» TASK SET
[a] In the text on the synalinks init command, which template is called the best starting point?
[b] Retype the text on the synalinks init command from "If Synalinks is" up to and including "name; takes precedence.".
[c] Extend the text on the synalinks init command, picking up after its final sentence.

If Synalinks is already installed in your environment, use synalinks init directly (the uvx prefix just runs it in a throwaway environment).

The init command

synalinks init [PROJECT_NAME] [OPTIONS]
Option Description
PROJECT_NAME Project (and package) name. Prompted if omitted.
-n, --name Same as the positional name; takes precedence.
-t, --template Template to scaffold (see below). Prompted if omitted.
-d, --description Description written into the generated pyproject.toml.
-l, --list List the available templates and exit.
-f, --force Scaffold into an existing non-empty directory.

Run synalinks init --list to see the templates available in your version.

The templates

Template What you get
script A minimal single-file project — one Generator program you run and grow from. The best starting point.
api An OpenAI chat-completions-compatible REST endpoint (POST /v1/chat/completions) backed by a FunctionCallingAgent, served with FastAPI. Point any OpenAI client at it.
app A full-stack starter: a Synalinks + FastAPI backend, a local vLLM model server, and an MLflow tracking server wired together with Docker Compose. The frontend/ is a placeholder for the UI of your choice.
mcp A Synalinks agent exposed as an MCP server (Model Context Protocol) with FastMCP, so clients like Claude Desktop or Cursor can call it as a tool.

» RECORDED DATA
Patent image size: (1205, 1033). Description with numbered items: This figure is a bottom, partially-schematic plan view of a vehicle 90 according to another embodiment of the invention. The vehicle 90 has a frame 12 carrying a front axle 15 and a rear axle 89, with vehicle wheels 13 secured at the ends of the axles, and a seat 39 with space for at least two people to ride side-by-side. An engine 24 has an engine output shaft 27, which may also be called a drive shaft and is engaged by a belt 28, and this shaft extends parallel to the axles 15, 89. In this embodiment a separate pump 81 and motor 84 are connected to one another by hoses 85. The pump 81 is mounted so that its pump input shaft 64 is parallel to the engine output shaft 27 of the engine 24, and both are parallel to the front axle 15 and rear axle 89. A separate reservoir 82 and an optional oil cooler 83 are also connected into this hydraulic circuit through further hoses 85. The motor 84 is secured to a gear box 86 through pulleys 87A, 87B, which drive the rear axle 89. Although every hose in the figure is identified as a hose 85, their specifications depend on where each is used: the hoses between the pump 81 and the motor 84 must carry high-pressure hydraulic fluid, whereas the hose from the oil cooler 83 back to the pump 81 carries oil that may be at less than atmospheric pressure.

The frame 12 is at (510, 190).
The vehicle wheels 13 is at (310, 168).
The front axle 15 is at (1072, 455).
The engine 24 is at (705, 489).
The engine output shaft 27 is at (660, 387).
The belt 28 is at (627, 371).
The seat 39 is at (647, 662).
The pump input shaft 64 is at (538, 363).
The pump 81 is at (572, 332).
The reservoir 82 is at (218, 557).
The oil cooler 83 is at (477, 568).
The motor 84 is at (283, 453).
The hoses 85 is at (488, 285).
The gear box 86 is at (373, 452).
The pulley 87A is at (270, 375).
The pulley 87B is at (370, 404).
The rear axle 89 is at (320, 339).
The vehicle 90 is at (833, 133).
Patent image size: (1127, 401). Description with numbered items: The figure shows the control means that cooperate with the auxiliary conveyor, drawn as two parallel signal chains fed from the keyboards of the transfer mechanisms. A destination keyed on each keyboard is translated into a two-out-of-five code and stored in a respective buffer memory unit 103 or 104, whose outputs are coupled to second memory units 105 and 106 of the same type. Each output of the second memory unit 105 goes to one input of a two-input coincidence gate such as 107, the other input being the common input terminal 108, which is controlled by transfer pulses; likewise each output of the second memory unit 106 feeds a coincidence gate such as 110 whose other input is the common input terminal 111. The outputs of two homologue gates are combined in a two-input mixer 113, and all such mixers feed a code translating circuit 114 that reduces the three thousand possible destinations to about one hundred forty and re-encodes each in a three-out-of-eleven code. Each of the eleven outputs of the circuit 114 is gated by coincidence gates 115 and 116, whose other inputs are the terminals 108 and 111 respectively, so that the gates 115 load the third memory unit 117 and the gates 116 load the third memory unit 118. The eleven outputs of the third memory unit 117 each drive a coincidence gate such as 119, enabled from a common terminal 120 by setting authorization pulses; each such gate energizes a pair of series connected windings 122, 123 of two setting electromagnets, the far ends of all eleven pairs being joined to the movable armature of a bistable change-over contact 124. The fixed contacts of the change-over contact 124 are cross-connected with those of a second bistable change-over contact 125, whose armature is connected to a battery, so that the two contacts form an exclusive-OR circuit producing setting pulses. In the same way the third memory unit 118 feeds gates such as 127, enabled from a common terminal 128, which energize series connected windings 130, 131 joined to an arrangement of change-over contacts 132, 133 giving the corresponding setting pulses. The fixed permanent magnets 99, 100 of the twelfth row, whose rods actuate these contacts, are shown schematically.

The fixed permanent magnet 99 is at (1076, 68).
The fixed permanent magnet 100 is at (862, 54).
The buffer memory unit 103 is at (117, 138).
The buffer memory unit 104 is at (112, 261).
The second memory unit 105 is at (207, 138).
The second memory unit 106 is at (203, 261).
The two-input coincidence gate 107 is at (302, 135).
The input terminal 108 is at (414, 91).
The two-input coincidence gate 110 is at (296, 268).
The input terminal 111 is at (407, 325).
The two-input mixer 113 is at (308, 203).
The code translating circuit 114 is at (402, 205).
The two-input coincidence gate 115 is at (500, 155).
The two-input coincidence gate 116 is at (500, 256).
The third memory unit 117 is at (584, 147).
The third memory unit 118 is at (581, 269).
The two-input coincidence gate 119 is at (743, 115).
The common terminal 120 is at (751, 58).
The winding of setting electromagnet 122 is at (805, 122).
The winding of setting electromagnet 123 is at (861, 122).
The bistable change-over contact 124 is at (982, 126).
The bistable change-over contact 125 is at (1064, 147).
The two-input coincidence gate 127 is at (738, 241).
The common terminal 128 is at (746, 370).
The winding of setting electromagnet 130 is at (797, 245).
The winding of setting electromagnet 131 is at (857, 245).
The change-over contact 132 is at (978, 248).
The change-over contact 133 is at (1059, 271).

» RESPONSES TO THE EXERCISE
[a] The script template.

[b]
If Synalinks is already installed in your environment, use synalinks init directly (the uvx prefix just runs it in a throwaway environment).

The init command

synalinks init [PROJECT_NAME] [OPTIONS]
Option Description
PROJECT_NAME Project (and package) name. Prompted if omitted.
-n, --name Same as the positional name; takes precedence.

[c]
autotrain A program + training harness (train.py) you improve by editing levers and letting program.fit() + an in-context optimizer learn.
autosolve A program + evaluation harness (evaluate.py) where your coding agent is the optimizer: read the failures, rewrite the program, re-measure. No training loop.

After scaffolding, the printed next steps are:

cd <project>
uv sync
npx skills add -y SynaLinks/synalinks-skills --skill synalinks

Then start your coding agent (Claude Code, Cursor, Copilot, …) in the project folder — every template ships an AGENTS.md (with a CLAUDE.md symlink) that teaches the agent how the project is laid out.

Shared conventions

Every template follows the same conventions, so moving between them is easy:

  • Model via the MODEL setting. The default is vLLM (vllm/Qwen/Qwen3-4B), an OpenAI-compatible local server. The base URL comes from HOSTED_VLLM_API_BASE and must include /v1 (e.g. http://localhost:8000/v1). No GPU? Set MODEL=ollama/mistral:latest and run ollama serve. Any LiteLLM provider works by changing the string and adding the matching key in .env.
  • Build once, serve forever. Server templates split building the program (a build step that composes modules and .save()s a JSON artifact) from serving it (the server only .load()s the artifact). Building does not call the LM — even for an agent — so it runs fully offline (CI, Docker image-build); a model is only needed at request time.
  • Observability is one env var away. Set MLFLOW_TRACKING_URI and every module call is traced to MLflow. Leave it unset and tracing is a no-op — no MLflow server required.
  • .env for secrets and endpoints. Each template ships a .env.template; copy it to .env and fill in only what your model needs.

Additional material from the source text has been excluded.